## USING THE INFORMATION
**a)** Translate this sentence from the seismic barrier passage into Spanish: "We feel like it's a very effective barrier across that position that we fully delineated."
**b)** Answer these questions from the seismic barrier passage:
(i) About how long ago does the speaker say the event behind the feature happened?
(ii) What kind of event does the speaker name as its cause?
(iii) Where has the company tried to provide a map?
**c)** Please continue the seismic barrier passage from where it stops.

## PASSAGE PROVIDED
::::

Justin Loweth: Yes. At a big picture level, what I would share with you is that this is a regionally unique feature that we have due to some series of or singular seismic event that happened several hundred million years ago. The thickness, we’ve got really good well control and understanding of the thickness of that seismic barrier across our acreage position. It does vary in the depth — excuse me, in the size of it, but the overall characteristics of that largely impermeable barrier is consistent across our acreage from everything we’ve seen. So we think it’s — everything we’ve delineated in the uppers and you can see, and we’ve tried to provide a map in our latest IR deck, you can just get a sense of the areal extent of our testing. We feel like it’s a very effective barrier across that position that we fully delineated.

::::

## DATA EXCERPTS
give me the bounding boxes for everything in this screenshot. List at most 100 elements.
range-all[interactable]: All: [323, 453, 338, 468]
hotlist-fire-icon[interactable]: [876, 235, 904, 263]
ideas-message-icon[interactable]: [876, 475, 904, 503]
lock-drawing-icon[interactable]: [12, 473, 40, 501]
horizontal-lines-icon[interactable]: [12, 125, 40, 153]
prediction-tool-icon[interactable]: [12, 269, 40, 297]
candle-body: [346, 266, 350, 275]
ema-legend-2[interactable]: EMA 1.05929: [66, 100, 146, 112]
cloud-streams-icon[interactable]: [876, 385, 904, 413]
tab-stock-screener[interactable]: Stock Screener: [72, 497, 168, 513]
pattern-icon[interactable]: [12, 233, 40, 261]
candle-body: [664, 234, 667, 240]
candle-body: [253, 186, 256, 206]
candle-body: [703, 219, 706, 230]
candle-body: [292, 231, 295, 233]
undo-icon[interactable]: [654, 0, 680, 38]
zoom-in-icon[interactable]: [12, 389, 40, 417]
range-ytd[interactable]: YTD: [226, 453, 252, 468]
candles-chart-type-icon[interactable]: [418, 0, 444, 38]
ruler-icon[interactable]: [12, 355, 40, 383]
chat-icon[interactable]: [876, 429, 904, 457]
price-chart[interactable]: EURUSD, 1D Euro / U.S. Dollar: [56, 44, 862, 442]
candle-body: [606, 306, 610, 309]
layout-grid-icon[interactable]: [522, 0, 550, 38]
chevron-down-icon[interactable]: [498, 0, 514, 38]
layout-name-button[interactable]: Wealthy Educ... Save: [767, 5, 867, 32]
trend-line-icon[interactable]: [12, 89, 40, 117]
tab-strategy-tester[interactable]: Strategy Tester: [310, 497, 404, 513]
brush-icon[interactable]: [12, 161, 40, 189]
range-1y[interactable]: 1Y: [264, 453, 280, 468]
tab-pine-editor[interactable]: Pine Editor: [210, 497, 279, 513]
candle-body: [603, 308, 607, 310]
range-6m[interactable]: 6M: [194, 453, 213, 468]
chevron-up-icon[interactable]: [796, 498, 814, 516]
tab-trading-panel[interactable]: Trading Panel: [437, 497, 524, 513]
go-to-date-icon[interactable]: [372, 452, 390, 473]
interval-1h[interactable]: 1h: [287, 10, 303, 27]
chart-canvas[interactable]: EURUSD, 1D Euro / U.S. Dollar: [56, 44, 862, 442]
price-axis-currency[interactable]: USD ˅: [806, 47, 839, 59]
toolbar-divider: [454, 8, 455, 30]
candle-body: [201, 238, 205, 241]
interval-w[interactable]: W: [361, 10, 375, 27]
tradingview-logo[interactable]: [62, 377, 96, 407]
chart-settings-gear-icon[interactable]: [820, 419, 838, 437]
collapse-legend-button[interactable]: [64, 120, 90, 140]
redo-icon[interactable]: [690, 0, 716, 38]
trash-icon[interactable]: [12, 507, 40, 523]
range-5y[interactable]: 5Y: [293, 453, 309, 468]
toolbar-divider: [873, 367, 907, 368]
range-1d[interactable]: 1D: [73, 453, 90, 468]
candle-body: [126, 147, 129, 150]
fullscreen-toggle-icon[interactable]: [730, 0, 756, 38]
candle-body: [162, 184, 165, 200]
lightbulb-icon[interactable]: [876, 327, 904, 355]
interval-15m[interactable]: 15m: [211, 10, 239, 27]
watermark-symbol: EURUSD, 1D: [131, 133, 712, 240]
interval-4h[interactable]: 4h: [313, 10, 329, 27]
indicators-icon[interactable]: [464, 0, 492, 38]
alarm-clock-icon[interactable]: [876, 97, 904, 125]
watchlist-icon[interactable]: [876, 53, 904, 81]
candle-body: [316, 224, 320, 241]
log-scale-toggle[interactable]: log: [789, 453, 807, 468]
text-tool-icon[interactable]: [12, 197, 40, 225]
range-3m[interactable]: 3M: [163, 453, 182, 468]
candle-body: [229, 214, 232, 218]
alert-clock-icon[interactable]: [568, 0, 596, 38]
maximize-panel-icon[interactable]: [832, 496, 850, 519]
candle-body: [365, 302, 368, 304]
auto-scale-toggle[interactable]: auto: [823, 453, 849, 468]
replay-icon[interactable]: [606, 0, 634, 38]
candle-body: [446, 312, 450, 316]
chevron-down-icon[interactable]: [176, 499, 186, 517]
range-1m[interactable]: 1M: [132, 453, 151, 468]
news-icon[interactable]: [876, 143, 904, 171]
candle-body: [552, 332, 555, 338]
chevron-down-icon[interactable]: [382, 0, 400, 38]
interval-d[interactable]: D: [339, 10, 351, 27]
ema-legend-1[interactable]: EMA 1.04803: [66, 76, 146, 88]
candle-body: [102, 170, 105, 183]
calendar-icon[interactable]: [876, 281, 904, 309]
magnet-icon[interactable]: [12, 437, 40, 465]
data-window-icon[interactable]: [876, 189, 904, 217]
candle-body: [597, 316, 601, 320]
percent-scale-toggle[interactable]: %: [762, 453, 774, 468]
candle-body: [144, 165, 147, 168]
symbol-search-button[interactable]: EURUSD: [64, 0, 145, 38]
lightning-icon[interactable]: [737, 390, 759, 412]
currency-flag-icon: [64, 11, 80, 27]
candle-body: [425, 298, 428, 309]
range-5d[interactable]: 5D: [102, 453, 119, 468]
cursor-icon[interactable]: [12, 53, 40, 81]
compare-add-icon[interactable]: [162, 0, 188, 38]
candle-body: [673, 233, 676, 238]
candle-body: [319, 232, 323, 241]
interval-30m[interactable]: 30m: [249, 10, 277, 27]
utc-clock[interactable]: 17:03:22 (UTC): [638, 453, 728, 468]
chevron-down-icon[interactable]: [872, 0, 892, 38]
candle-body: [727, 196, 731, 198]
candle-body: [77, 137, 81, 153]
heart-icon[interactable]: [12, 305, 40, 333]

::::

## ACTIVITY ANSWERS
**a)** Sentimos que es una barrera muy eficaz en toda esa posición que delimitamos por completo.

**b)**
(i) Several hundred million years ago.
(ii) A seismic event, either a series of them or a single one.
(iii) In its latest IR deck.

**c)**
Jeff Bellman: Great. Second question, can you guys speak a little bit more broadly just in terms of — you kind of touched on a little bit, just incremental takeaway industry-wide out of the basin. I hear some comments about kind of more gas that can move west out of Pennsylvania to Ohio, a lot of data center development there. Just broadly speaking, what’s your sense on kind of brownfield takeaway out of the basin going west? And maybe if you have any view on volumes going south?

Justin Loweth: Sure. Well, I’d say, I mean, for the first time in a while, there’s actually projects that are kind of happening more, right? So there are — within the basin, I would put it into a few categories. I mean the brownfield is happening. I mean that’s this new capacity that Seneca has signed up for that will go in service in 2028 is a good example. The Tioga Pathway Project that supply — National Fuel Gas Supply is building this year that will serve Seneca is another good example. So a combination of brownfield and quasi-greenfield kind of intra-basin or moving a bit out of basin but to more premium markets. That’s great. I think the potential for really big greenfield pipe is still pretty challenged. We’re really encouraged with the news out of both FERC and New York that seems to have greenlit NEE getting built.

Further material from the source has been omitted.